> _REQUIREMENTS_
Pictures appear in the records below; write out everything else exactly.

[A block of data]

• • •

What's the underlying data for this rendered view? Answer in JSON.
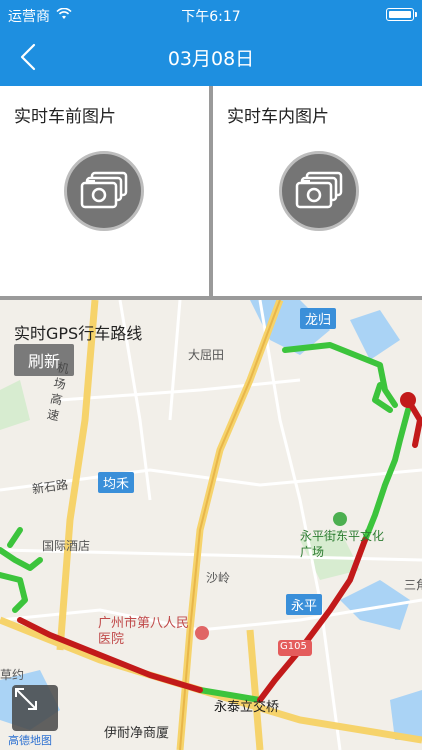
{
  "status": {
    "carrier": "运营商",
    "time": "下午6:17"
  },
  "nav": {
    "title": "03月08日"
  },
  "cards": {
    "front": {
      "label": "实时车前图片"
    },
    "inside": {
      "label": "实时车内图片"
    }
  },
  "map": {
    "title": "实时GPS行车路线",
    "refresh": "刷新",
    "labels": {
      "longgui": "龙归",
      "daqutian": "大屈田",
      "airport": "机场高速",
      "xinshi": "新石路",
      "junhe": "均禾",
      "hotel": "国际酒店",
      "shaling": "沙岭",
      "yongping_culture": "永平街东平文化广场",
      "yongping": "永平",
      "hospital": "广州市第八人民医院",
      "yongtai": "永泰立交桥",
      "yinai": "伊耐净商厦",
      "g105": "G105",
      "caoyue": "草约",
      "sanjiao": "三角",
      "gaozhen": "高德地图"
    }
  },
  "colors": {
    "header": "#1e8fe0",
    "track_green": "#3cc43c",
    "track_red": "#c21a1a"
  }
}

• • •

> _SOLUTION TO THE PROBLEM_
What's the underlying data for this rendered view? Answer in JSON.
{
  "status": {
    "carrier": "运营商",
    "time": "下午6:17"
  },
  "nav": {
    "title": "03月08日"
  },
  "cards": {
    "front": {
      "label": "实时车前图片"
    },
    "inside": {
      "label": "实时车内图片"
    }
  },
  "map": {
    "title": "实时GPS行车路线",
    "refresh": "刷新",
    "labels": {
      "longgui": "龙归",
      "daqutian": "大屈田",
      "airport": "机场高速",
      "xinshi": "新石路",
      "junhe": "均禾",
      "hotel": "国际酒店",
      "shaling": "沙岭",
      "yongping_culture": "永平街东平文化广场",
      "yongping": "永平",
      "hospital": "广州市第八人民医院",
      "yongtai": "永泰立交桥",
      "yinai": "伊耐净商厦",
      "g105": "G105",
      "caoyue": "草约",
      "sanjiao": "三角",
      "gaozhen": "高德地图"
    }
  },
  "colors": {
    "header": "#1e8fe0",
    "track_green": "#3cc43c",
    "track_red": "#c21a1a"
  }
}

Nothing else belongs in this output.